-- Written request --
Below are the records. Gather each line that holds "Nettoinflyttning".

-- Provided records --
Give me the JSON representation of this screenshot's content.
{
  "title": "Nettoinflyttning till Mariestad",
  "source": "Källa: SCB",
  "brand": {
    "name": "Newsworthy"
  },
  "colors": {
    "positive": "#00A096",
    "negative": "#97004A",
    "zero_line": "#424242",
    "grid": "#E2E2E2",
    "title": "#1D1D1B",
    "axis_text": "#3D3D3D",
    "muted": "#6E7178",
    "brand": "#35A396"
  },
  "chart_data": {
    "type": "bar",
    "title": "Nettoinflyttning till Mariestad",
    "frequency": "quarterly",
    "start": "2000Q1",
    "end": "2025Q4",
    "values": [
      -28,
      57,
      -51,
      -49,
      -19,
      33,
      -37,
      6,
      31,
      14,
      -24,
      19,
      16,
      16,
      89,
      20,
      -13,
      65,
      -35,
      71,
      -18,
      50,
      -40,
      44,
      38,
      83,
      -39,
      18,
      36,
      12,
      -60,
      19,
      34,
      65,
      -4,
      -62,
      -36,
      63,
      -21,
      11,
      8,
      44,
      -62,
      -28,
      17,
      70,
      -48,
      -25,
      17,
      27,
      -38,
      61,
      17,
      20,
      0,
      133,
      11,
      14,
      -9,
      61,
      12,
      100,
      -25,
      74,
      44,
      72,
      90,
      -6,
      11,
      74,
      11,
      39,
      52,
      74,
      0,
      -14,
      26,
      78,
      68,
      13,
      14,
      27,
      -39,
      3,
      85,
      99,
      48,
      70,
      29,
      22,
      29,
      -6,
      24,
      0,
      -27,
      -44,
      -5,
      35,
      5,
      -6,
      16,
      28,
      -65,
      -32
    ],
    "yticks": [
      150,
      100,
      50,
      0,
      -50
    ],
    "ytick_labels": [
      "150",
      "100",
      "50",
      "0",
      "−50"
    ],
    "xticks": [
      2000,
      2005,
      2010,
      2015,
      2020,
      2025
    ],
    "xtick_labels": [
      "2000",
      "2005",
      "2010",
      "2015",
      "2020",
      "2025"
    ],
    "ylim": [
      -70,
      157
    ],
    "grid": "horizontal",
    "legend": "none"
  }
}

-- Result --
  "title": "Nettoinflyttning till Mariestad",
    "title": "Nettoinflyttning till Mariestad",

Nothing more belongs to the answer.